**Task:** Tally the lines holding the string "values" and reply with that number alone.

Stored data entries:
— BEGIN —
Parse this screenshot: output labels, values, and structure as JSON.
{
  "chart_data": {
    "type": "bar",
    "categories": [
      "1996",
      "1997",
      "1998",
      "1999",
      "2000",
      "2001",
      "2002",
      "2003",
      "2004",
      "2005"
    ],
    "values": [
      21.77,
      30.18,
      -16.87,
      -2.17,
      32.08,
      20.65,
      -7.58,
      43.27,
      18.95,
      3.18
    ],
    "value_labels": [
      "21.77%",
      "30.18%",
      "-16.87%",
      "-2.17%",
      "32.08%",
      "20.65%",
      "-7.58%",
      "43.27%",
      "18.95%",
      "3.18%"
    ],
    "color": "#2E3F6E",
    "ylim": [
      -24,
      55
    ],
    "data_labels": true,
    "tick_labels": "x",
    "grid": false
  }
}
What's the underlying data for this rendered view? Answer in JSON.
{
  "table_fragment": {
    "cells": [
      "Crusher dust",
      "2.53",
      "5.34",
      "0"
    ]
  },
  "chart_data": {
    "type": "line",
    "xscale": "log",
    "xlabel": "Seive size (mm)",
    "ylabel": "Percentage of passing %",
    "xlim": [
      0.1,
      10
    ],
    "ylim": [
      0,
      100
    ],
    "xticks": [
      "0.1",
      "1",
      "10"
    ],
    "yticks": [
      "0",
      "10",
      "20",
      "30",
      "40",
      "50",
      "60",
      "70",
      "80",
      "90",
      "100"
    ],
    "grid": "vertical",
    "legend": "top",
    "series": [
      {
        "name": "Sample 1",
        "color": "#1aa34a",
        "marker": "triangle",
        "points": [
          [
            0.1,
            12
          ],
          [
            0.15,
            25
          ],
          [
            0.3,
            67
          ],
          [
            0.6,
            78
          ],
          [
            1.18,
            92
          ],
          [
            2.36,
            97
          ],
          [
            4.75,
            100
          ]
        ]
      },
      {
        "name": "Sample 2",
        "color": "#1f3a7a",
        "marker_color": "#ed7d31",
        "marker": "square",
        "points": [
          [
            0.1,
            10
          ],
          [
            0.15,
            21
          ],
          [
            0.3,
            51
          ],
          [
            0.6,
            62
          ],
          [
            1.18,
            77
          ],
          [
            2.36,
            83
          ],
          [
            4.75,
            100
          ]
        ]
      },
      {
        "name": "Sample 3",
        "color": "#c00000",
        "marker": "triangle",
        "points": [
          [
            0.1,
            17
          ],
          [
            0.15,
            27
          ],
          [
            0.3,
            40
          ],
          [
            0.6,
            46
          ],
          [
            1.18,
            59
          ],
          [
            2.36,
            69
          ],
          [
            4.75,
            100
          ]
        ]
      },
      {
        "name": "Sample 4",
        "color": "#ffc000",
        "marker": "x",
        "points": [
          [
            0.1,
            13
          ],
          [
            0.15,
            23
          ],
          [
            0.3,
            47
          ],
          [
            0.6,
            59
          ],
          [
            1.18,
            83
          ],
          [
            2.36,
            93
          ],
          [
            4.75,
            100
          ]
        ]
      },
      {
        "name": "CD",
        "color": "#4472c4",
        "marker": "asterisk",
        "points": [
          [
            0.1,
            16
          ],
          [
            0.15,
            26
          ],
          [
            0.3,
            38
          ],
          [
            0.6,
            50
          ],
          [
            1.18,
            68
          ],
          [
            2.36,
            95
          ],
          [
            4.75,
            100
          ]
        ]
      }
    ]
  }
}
— END —
**Answer for the task:** 2